* **Tasks**:
1/ Using the Starburst Galaxy page below, answer each question, one per line:
(a) How does the page describe Tableau?
(b) What will you be ready to share once you complete all the tasks in the topic?
(c) From what kind of catalogs are the simple queries run?
2/ Decide whether each statement agrees with the Starburst Galaxy page below. Answer yes or no, and quote the words from the page that settle it.
(a) The topic teaches how to create catalogs from your organization's data sources.
(b) Tableau is presented as a tool that lacks data visualization features.
(c) The simple queries in the topic run against catalogs that the reader must create first.

* **Text provided**:
--- begin ---

Starburst Galaxy

  •  Get started

  •  Working with data

  •  Data engineering

  •  Developer tools

  •  Cluster administration

  •  Security and compliance

  •  Troubleshooting

  • Galaxy status

  •  Reference

  • Use Galaxy with Tableau #

    Welcome to Starburst Galaxy! In this topic, you will learn how to:

    • Run simple queries from built-in catalogs.
    • Create one or more catalogs from your organization’s data sources.
    • Connect Tableau to Starburst Galaxy.
    • Use Starburst Galaxy to create a Tableau dashboard.

    Once you complete all the tasks in this topic, you are ready to share your first Galaxy-powered Tableau dashboard.

    Introduction #

    Tableau is a popular analytics tool with powerful data visualization capabilities. You can access Starburst Galaxy clusters from the following Tableau products:

    Today, you will learn how to build a dashboard in Tableau using Starburst Galaxy.

--- end ---

* **Information supplied**:
--- begin ---

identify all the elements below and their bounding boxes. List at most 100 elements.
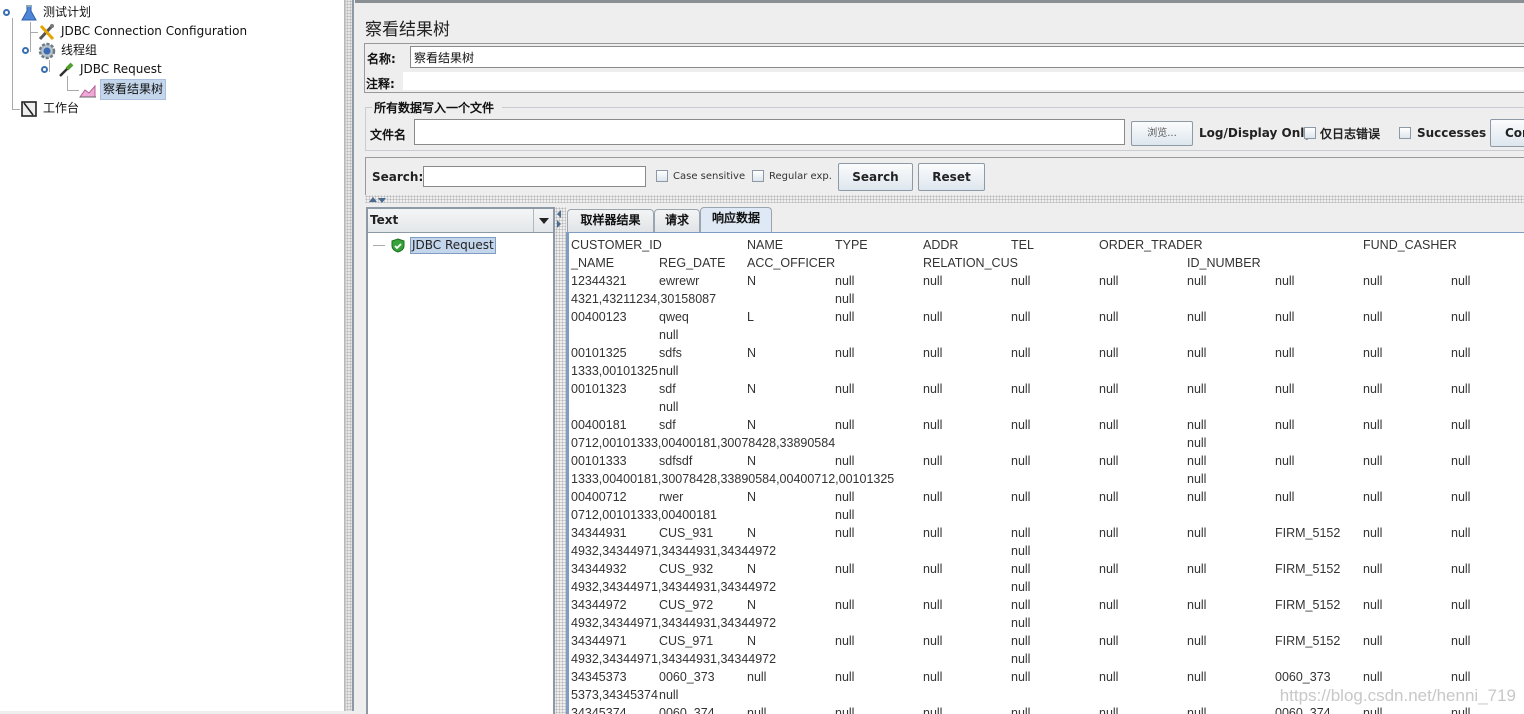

--- end ---

* **Responses**:
1/
(a) As a popular analytics tool with powerful data visualization capabilities.
(b) Your first Galaxy-powered Tableau dashboard.
(c) Built-in catalogs.

2/
(a) Yes: "Create one or more catalogs from your organization’s data sources."
(b) No: "Tableau is a popular analytics tool with powerful data visualization capabilities."
(c) No: "Run simple queries from built-in catalogs."